PROVIDED PASSAGE
— begin —
Practicing History_ Selected Essays - Barbara W. Tuchman [78]
Antagonism between Orientals and Europeans certainly exists. The latter, who led the return and reclaimed the country, have made Israel, despite geography, predominantly Western in ideas and habits. They are not particularly happy about the flood of darker-skinned people, whom they yearn to see balanced by a portion of their three million compatriots still locked up in Russia. (The Soviet government refuses to allow a general exit, because it would annoy their Arab friends and because voluntary departure would reflect poorly on the Soviet paradise.) The Orientals resent the fact that the earlier comers hold the better houses and jobs and, on the whole, the direction of the country (although there are two Cabinet ministers of Oriental origin). They are burdened with all the frustrations and troubles of a group which feels itself inferior. Israel has an integration problem, but it does not have a deep or hardened segregation pattern to overcome. With both will and need working for a rapid solution, Israelis talk of absorbing their Oriental citizens into the society within two generations.
— end —
EXERCISES TO COMPLETE
1. Render this sentence from the passage on Israel's Oriental and European citizens in Spanish: "Israel has an integration problem, but it does not have a deep or hardened segregation pattern to overcome."
2. Using the passage on Israel's Oriental and European citizens, answer:
(a) How many compatriots of the European Israelis are still in Russia?
(b) How many Cabinet ministers are of Oriental origin?
(c) Within how many generations do Israelis talk of absorbing their Oriental citizens into the society?

Layout records
— begin —
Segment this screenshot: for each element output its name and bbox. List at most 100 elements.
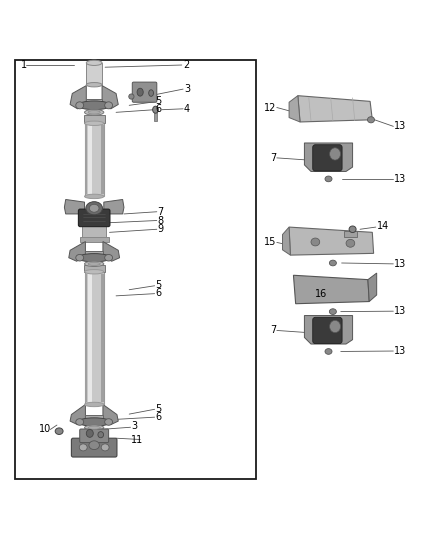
- Ellipse shape: [325, 176, 332, 182]
- Ellipse shape: [86, 430, 93, 437]
- Ellipse shape: [367, 117, 374, 123]
- Text: 3: 3: [131, 422, 138, 431]
- Text: 9: 9: [158, 224, 164, 235]
- Text: 6: 6: [155, 104, 162, 114]
- Ellipse shape: [129, 94, 134, 99]
- Text: 5: 5: [155, 280, 162, 290]
- Bar: [85, 272, 104, 405]
- FancyBboxPatch shape: [80, 429, 109, 442]
- Text: 12: 12: [264, 102, 276, 112]
- Ellipse shape: [101, 444, 109, 451]
- Polygon shape: [283, 227, 290, 255]
- Ellipse shape: [85, 402, 104, 407]
- Polygon shape: [293, 275, 369, 304]
- Bar: [86, 63, 102, 85]
- Bar: [154, 110, 157, 120]
- Bar: [86, 99, 102, 104]
- Ellipse shape: [76, 102, 84, 109]
- Polygon shape: [104, 199, 124, 214]
- Ellipse shape: [346, 239, 355, 247]
- Ellipse shape: [78, 418, 110, 426]
- Ellipse shape: [78, 254, 110, 262]
- Polygon shape: [289, 96, 300, 122]
- Ellipse shape: [329, 260, 336, 266]
- Text: 4: 4: [184, 104, 190, 114]
- Bar: [85, 274, 87, 402]
- FancyBboxPatch shape: [313, 145, 342, 171]
- Ellipse shape: [329, 320, 341, 333]
- Polygon shape: [103, 241, 120, 261]
- Polygon shape: [289, 227, 374, 255]
- Bar: [101, 125, 104, 194]
- Ellipse shape: [85, 425, 104, 430]
- Bar: [80, 237, 109, 241]
- Bar: [84, 115, 105, 123]
- Ellipse shape: [89, 204, 99, 212]
- Text: 11: 11: [131, 434, 144, 445]
- Text: 7: 7: [270, 153, 276, 163]
- Ellipse shape: [88, 426, 100, 429]
- Ellipse shape: [85, 261, 104, 266]
- Polygon shape: [64, 199, 85, 214]
- Polygon shape: [304, 316, 353, 344]
- FancyBboxPatch shape: [78, 209, 110, 227]
- Bar: [85, 415, 103, 420]
- Ellipse shape: [86, 60, 102, 66]
- Bar: [15, 60, 256, 479]
- Text: 5: 5: [155, 404, 162, 414]
- Ellipse shape: [311, 238, 320, 246]
- Ellipse shape: [105, 254, 113, 261]
- Ellipse shape: [85, 109, 104, 115]
- Text: 5: 5: [155, 96, 162, 106]
- Bar: [82, 225, 106, 238]
- Text: 8: 8: [158, 215, 164, 225]
- Text: 7: 7: [158, 207, 164, 217]
- Text: 10: 10: [39, 424, 52, 434]
- Ellipse shape: [325, 349, 332, 354]
- Ellipse shape: [88, 262, 100, 265]
- Polygon shape: [102, 86, 118, 109]
- Bar: [85, 123, 104, 197]
- Text: 16: 16: [315, 289, 328, 299]
- Ellipse shape: [152, 106, 158, 113]
- Text: 3: 3: [184, 84, 190, 94]
- Ellipse shape: [88, 110, 100, 114]
- Ellipse shape: [329, 309, 336, 314]
- Ellipse shape: [149, 90, 153, 96]
- Ellipse shape: [85, 194, 104, 199]
- Text: 7: 7: [270, 326, 276, 335]
- Bar: [85, 125, 87, 194]
- Text: 14: 14: [377, 221, 389, 231]
- Polygon shape: [298, 96, 372, 122]
- Ellipse shape: [86, 83, 102, 87]
- Text: 13: 13: [394, 122, 406, 131]
- Polygon shape: [70, 86, 86, 109]
- Ellipse shape: [89, 441, 99, 449]
- Text: 13: 13: [394, 174, 406, 184]
- Bar: [101, 274, 104, 402]
- Ellipse shape: [76, 254, 84, 261]
- Ellipse shape: [105, 102, 113, 109]
- Ellipse shape: [78, 101, 110, 110]
- Polygon shape: [368, 273, 377, 302]
- Bar: [88, 274, 92, 402]
- Ellipse shape: [86, 201, 102, 215]
- Ellipse shape: [79, 444, 87, 451]
- Text: 13: 13: [394, 346, 406, 356]
- Text: 1: 1: [21, 60, 27, 70]
- Ellipse shape: [76, 419, 84, 425]
- Bar: [88, 125, 92, 194]
- Polygon shape: [70, 405, 85, 425]
- Ellipse shape: [55, 428, 63, 434]
- Polygon shape: [304, 143, 353, 172]
- Ellipse shape: [329, 148, 341, 160]
- Polygon shape: [344, 231, 357, 237]
- Text: 15: 15: [264, 237, 276, 247]
- Bar: [84, 265, 105, 272]
- Text: 6: 6: [155, 288, 162, 298]
- Ellipse shape: [105, 419, 113, 425]
- Ellipse shape: [85, 121, 104, 125]
- Bar: [85, 251, 103, 256]
- Polygon shape: [69, 241, 85, 261]
- FancyBboxPatch shape: [132, 82, 157, 102]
— end —
COMPLETE ANSWERS
1. Israel tiene un problema de integración, pero no tiene un patrón de segregación profundo ni endurecido que superar.

2.
(a) Three million
(b) Two
(c) Two generations